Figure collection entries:
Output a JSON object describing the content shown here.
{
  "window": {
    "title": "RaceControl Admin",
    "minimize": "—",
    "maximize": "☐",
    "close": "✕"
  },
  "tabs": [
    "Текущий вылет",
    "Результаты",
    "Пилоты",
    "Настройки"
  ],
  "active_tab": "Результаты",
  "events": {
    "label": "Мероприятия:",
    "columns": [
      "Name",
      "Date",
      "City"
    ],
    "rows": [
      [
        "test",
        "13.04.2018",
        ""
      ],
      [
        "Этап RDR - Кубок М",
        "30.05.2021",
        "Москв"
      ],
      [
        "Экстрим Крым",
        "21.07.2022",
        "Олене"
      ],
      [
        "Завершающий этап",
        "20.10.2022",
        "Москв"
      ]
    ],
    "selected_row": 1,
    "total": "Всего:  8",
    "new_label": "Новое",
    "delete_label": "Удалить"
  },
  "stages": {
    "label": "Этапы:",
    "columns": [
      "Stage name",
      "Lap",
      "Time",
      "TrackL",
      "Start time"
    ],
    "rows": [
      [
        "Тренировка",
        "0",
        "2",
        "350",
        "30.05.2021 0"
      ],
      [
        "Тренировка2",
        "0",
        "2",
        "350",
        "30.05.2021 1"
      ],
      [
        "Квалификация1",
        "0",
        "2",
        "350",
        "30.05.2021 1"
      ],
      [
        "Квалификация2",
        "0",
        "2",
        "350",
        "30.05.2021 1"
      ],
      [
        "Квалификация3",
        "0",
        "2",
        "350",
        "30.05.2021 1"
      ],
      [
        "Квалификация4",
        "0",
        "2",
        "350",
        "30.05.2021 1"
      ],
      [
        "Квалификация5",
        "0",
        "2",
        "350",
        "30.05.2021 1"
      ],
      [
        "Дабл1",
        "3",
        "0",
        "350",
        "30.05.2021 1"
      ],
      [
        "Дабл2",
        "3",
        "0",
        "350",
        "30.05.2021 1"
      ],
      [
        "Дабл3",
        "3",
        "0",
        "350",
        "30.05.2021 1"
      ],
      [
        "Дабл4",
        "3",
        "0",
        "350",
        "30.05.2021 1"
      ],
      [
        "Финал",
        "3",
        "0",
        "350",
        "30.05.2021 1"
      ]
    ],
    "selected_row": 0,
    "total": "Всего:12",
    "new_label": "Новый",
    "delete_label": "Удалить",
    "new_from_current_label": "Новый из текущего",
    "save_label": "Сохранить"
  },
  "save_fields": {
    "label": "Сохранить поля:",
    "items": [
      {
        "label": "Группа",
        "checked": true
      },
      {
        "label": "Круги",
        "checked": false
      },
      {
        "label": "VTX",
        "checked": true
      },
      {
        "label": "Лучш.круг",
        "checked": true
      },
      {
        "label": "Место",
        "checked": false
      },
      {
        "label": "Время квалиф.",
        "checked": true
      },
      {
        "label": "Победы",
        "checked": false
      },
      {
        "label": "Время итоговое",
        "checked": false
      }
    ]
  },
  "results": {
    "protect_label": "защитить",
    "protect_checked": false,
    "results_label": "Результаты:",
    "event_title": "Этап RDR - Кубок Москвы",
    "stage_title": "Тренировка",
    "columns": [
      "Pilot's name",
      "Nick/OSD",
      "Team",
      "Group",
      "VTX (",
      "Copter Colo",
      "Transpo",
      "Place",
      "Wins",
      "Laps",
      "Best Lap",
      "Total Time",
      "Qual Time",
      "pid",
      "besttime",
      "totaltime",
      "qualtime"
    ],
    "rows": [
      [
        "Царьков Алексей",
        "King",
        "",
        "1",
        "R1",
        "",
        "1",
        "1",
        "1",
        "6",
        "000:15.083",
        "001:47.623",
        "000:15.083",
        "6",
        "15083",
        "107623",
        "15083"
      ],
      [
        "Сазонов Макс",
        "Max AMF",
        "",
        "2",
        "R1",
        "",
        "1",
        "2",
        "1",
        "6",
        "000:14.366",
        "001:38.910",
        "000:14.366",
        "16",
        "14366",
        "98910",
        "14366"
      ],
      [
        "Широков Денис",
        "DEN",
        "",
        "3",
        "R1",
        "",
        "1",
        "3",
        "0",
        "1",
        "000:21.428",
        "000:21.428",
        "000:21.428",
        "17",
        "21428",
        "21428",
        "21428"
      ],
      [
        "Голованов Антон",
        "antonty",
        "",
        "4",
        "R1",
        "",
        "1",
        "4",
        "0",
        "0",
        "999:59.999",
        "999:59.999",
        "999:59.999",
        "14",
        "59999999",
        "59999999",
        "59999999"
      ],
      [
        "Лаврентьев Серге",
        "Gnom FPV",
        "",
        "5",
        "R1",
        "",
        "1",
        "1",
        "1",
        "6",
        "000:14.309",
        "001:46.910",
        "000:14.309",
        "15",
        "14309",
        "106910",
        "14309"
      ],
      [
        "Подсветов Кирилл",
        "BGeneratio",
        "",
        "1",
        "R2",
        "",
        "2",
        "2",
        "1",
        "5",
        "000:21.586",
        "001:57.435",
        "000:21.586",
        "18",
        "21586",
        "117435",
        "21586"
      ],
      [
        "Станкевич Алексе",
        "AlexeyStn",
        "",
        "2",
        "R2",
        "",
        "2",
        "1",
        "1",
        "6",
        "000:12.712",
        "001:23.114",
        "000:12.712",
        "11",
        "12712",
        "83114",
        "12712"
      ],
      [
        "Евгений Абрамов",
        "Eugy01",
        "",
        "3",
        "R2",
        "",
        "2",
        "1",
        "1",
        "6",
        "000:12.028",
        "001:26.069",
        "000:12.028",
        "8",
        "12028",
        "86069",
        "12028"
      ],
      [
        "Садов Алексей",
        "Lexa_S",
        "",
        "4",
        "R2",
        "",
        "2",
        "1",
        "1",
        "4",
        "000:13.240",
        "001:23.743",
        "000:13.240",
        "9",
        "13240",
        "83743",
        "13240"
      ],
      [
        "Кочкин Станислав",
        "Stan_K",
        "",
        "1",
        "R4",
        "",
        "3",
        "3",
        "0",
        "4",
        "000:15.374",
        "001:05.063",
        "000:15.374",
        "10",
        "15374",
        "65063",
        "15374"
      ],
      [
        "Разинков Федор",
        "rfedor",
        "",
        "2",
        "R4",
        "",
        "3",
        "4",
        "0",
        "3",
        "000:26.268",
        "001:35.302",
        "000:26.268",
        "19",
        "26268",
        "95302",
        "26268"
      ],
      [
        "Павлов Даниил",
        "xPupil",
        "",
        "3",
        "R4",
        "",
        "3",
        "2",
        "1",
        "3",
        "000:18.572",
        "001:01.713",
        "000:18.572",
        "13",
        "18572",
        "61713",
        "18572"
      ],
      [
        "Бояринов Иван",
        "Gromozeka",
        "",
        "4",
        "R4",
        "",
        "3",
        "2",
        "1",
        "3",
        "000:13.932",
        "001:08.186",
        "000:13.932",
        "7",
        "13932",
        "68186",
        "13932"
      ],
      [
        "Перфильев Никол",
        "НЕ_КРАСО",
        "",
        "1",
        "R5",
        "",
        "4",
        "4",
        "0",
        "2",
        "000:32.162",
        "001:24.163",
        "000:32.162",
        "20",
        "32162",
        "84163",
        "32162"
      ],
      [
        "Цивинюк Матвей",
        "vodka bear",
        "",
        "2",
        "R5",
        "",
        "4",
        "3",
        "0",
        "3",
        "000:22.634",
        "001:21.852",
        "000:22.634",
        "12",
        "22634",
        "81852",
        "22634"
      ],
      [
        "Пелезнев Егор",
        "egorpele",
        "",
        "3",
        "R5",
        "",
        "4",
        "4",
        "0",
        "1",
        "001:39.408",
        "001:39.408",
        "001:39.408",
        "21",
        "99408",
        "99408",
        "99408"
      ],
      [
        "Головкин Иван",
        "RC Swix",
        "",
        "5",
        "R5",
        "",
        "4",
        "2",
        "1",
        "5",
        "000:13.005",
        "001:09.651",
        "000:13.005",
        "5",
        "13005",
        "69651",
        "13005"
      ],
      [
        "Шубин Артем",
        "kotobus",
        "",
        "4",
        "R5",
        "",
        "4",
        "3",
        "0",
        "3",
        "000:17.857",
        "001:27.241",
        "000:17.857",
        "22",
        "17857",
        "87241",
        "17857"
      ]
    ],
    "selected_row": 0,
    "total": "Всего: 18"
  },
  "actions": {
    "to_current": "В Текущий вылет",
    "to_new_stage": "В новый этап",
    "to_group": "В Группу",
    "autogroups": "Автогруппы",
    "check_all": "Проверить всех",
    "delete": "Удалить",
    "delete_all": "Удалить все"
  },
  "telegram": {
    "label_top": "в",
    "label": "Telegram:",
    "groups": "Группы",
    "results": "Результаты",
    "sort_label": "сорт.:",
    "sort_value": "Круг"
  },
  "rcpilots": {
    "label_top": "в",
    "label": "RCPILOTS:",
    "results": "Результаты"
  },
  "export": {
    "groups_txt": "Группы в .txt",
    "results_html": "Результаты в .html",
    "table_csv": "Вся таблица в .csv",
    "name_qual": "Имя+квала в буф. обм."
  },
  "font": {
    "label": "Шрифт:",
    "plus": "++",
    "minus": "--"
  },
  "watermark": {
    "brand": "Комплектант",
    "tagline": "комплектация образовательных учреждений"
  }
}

■ STATED GOAL ■
Calculate how many lines of the material include the string "Удалить", and state that number by itself.

■ RESPONSE FOR THIS EXERCISE ■
4